* _Énoncé du problème_: Restitue à l'identique le passage de la critique du film Tatami compris entre « Face à ce paysage » et « qui les observe. », ces deux bornes incluses.

=== Extrait choisi ===

Tatami
7.5
Tatami

Film de Zar Amir Ebrahimi et Guy Nattiv (2023)

L'Iran et sa révolution qui porte un nom, celui de toutes ces femmes qui choisissent de se battre et de lutter, afin de ne jamais oublier de défier l'histoire et son pouvoir.

Face à ce paysage toujours gris, on perçoit le son d'une voix venant d'ailleurs, qui voyage en quête de liberté. Emprisonnées dans ce noir et blanc monotone, qui règne en maître. Vêtues d'un voile qui les rend prisonnières d'un monde qu'on leur refuse, et qu'elles rêvent toutes de voir un jour s'envoler. Au souffle d'un vent de liberté, plein de couleurs et d'envies de danser.

C'est le combat de Leila Hosseini (Arienne Mandi), une judoka au destin en or, et de son entraîneur Maryam (Zar Amir Ebrahimi), qui ne la quitte pas des yeux. Deux femmes qui portent en elles tout un pays. Une politique et son emprise invisible qui les observe.

De victoire en victoire, de marche en marche, la propagande iranienne s'intensifie, lorsque l'ennemi juré se dessine : Israël, et son apartheid en Palestine. Ce refus complet et total de normaliser les relations avec un pays que l'Iran ne reconnaît pas.

Un combat impossible pour un impératif clair, et un choix difficile, quand Leila et son entraîneur se regardent, marquées par la révolte et l'espoir. Mais aussi par le regard du renoncement, quelque chose entre elles qui s'éveille, lorsqu'elles ne sont plus que les figures d'une force savamment orchestrée.

Leila, qu'on cherche à faire abandonner à nouveau, à des fins politiques. Une athlète devenant ainsi une cause contrainte qui la dépasse.

=== Section des données ===

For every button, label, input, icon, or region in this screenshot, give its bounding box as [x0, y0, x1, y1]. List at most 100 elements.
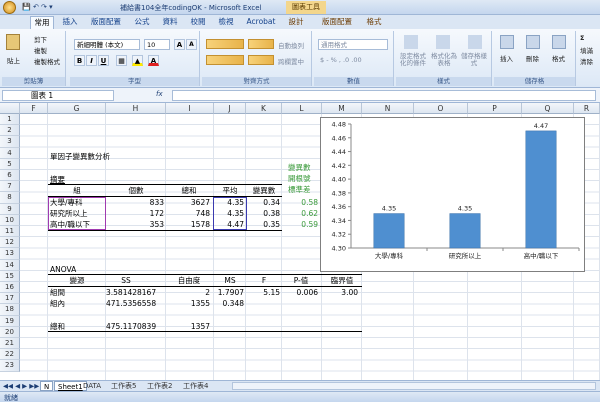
insert-cells-button[interactable]: 插入 — [500, 53, 513, 63]
tab-view[interactable]: 檢視 — [214, 16, 238, 29]
tab-data[interactable]: 資料 — [158, 16, 182, 29]
anova-cell-ss[interactable]: 471.5356558 — [106, 298, 156, 309]
anova-title[interactable]: 單因子變異數分析 — [50, 151, 110, 162]
column-header-j[interactable]: J — [214, 103, 246, 114]
format-cells-button[interactable]: 格式 — [552, 53, 565, 63]
side-label-2[interactable]: 開根號 — [288, 173, 311, 184]
anova-cell-p[interactable]: 0.006 — [282, 287, 318, 298]
merge-center-button[interactable]: 跨欄置中 — [278, 56, 304, 66]
format-painter-button[interactable]: 複製格式 — [34, 56, 60, 66]
font-family-select[interactable]: 新細明體 (本文) — [74, 39, 140, 50]
orientation-icon[interactable] — [248, 39, 274, 49]
anova-header-ss[interactable]: SS — [106, 275, 146, 286]
paste-button[interactable]: 貼上 — [7, 55, 20, 65]
select-all-corner[interactable] — [0, 103, 20, 114]
anova-header-src[interactable]: 變源 — [48, 275, 106, 286]
formula-input[interactable] — [172, 90, 596, 101]
currency-button[interactable]: $ - % , .0 .00 — [320, 56, 362, 64]
summary-cell-var[interactable]: 0.35 — [246, 219, 280, 230]
anova-header-crit[interactable]: 臨界值 — [322, 275, 362, 286]
anova-header-ms[interactable]: MS — [214, 275, 246, 286]
row-header-19[interactable]: 19 — [0, 315, 20, 327]
row-header-4[interactable]: 4 — [0, 147, 20, 159]
tab-format[interactable]: 格式 — [362, 16, 386, 29]
summary-cell-sum[interactable]: 3627 — [166, 197, 210, 208]
sheet-tab-4[interactable]: 工作表4 — [180, 381, 211, 391]
column-header-q[interactable]: Q — [522, 103, 574, 114]
clear-button[interactable]: 清除 — [580, 56, 593, 66]
sheet-tab-2[interactable]: 工作表2 — [144, 381, 175, 391]
chart-object[interactable]: 4.30 4.32 4.34 4.36 4.38 4.40 4.42 4.44 4.46 4.48… — [320, 117, 585, 272]
horizontal-scrollbar[interactable] — [232, 382, 596, 390]
summary-header-sum[interactable]: 總和 — [166, 185, 212, 196]
delete-cells-button[interactable]: 刪除 — [526, 53, 539, 63]
row-header-6[interactable]: 6 — [0, 170, 20, 182]
summary-cell-sd[interactable]: 0.58 — [282, 197, 318, 208]
row-header-13[interactable]: 13 — [0, 248, 20, 260]
row-header-2[interactable]: 2 — [0, 125, 20, 137]
column-header-i[interactable]: I — [166, 103, 214, 114]
summary-header-group[interactable]: 組 — [48, 185, 106, 196]
sheet-tab-n[interactable]: N — [40, 381, 54, 391]
anova-cell-crit[interactable]: 3.00 — [322, 287, 358, 298]
anova-cell-p[interactable] — [282, 298, 318, 309]
font-size-select[interactable]: 10 — [144, 39, 170, 50]
number-format-select[interactable]: 通用格式 — [318, 39, 388, 50]
summary-header-mean[interactable]: 平均 — [214, 185, 246, 196]
tab-review[interactable]: 校閱 — [186, 16, 210, 29]
fill-color-button[interactable]: ▲ — [132, 55, 143, 66]
summary-cell-var[interactable]: 0.38 — [246, 208, 280, 219]
copy-button[interactable]: 複製 — [34, 45, 47, 55]
row-header-21[interactable]: 21 — [0, 338, 20, 350]
row-header-1[interactable]: 1 — [0, 114, 20, 126]
underline-button[interactable]: U — [98, 55, 109, 66]
row-header-12[interactable]: 12 — [0, 237, 20, 249]
row-header-15[interactable]: 15 — [0, 270, 20, 282]
anova-cell-df[interactable]: 2 — [166, 287, 210, 298]
tab-formulas[interactable]: 公式 — [130, 16, 154, 29]
column-header-h[interactable]: H — [106, 103, 166, 114]
row-header-18[interactable]: 18 — [0, 304, 20, 316]
column-header-n[interactable]: N — [362, 103, 414, 114]
tab-insert[interactable]: 插入 — [58, 16, 82, 29]
sheet-tab-5[interactable]: 工作表5 — [108, 381, 139, 391]
summary-cell-count[interactable]: 172 — [106, 208, 164, 219]
anova-cell-ss[interactable]: 3.581428167 — [106, 287, 156, 298]
grow-font-button[interactable]: A — [174, 39, 185, 50]
border-button[interactable]: ▦ — [116, 55, 127, 66]
row-header-14[interactable]: 14 — [0, 259, 20, 271]
tab-acrobat[interactable]: Acrobat — [244, 16, 278, 29]
sheet-nav-buttons[interactable]: ◀◀ ◀ ▶ ▶▶ — [3, 382, 39, 390]
column-header-g[interactable]: G — [48, 103, 106, 114]
anova-header-p[interactable]: P-值 — [282, 275, 320, 286]
row-header-9[interactable]: 9 — [0, 203, 20, 215]
sheet-tab-data[interactable]: DATA — [80, 381, 104, 391]
quick-access-toolbar[interactable]: 💾 ↶ ↷ ▾ — [22, 3, 53, 11]
worksheet-grid[interactable]: FGHIJKLMNOPQR 1 2 3 4 5 6 7 8 9 10 11 12 13 14 15 16 17 1… — [0, 103, 600, 380]
tab-page-layout[interactable]: 版面配置 — [86, 16, 126, 29]
anova-cell-df[interactable]: 1355 — [166, 298, 210, 309]
row-header-10[interactable]: 10 — [0, 214, 20, 226]
sum-icon[interactable]: Σ — [580, 34, 584, 42]
anova-cell-ms[interactable]: 1.7907 — [214, 287, 244, 298]
indent-icon[interactable] — [248, 55, 274, 65]
anova-cell-src[interactable]: 組間 — [50, 287, 106, 298]
office-button[interactable] — [3, 1, 16, 14]
fill-button[interactable]: 填滿 — [580, 45, 593, 55]
cut-button[interactable]: 剪下 — [34, 34, 47, 44]
align-left-icon[interactable] — [206, 55, 244, 65]
summary-cell-var[interactable]: 0.34 — [246, 197, 280, 208]
anova-header-df[interactable]: 自由度 — [166, 275, 212, 286]
row-header-20[interactable]: 20 — [0, 326, 20, 338]
row-header-3[interactable]: 3 — [0, 136, 20, 148]
row-header-11[interactable]: 11 — [0, 226, 20, 238]
anova-cell-crit[interactable] — [322, 298, 358, 309]
anova-cell-f[interactable]: 5.15 — [246, 287, 280, 298]
conditional-format-button[interactable]: 設定格式化的條件 — [398, 53, 428, 67]
name-box[interactable]: 圖表 1 — [2, 90, 114, 101]
row-header-5[interactable]: 5 — [0, 158, 20, 170]
fx-icon[interactable]: fx — [156, 90, 163, 98]
row-header-22[interactable]: 22 — [0, 349, 20, 361]
side-label-3[interactable]: 標準差 — [288, 184, 311, 195]
wrap-text-button[interactable]: 自動換列 — [278, 40, 304, 50]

===

* _Réponse attendue_:
Face à ce paysage toujours gris, on perçoit le son d'une voix venant d'ailleurs, qui voyage en quête de liberté. Emprisonnées dans ce noir et blanc monotone, qui règne en maître. Vêtues d'un voile qui les rend prisonnières d'un monde qu'on leur refuse, et qu'elles rêvent toutes de voir un jour s'envoler. Au souffle d'un vent de liberté, plein de couleurs et d'envies de danser.

C'est le combat de Leila Hosseini (Arienne Mandi), une judoka au destin en or, et de son entraîneur Maryam (Zar Amir Ebrahimi), qui ne la quitte pas des yeux. Deux femmes qui portent en elles tout un pays. Une politique et son emprise invisible qui les observe.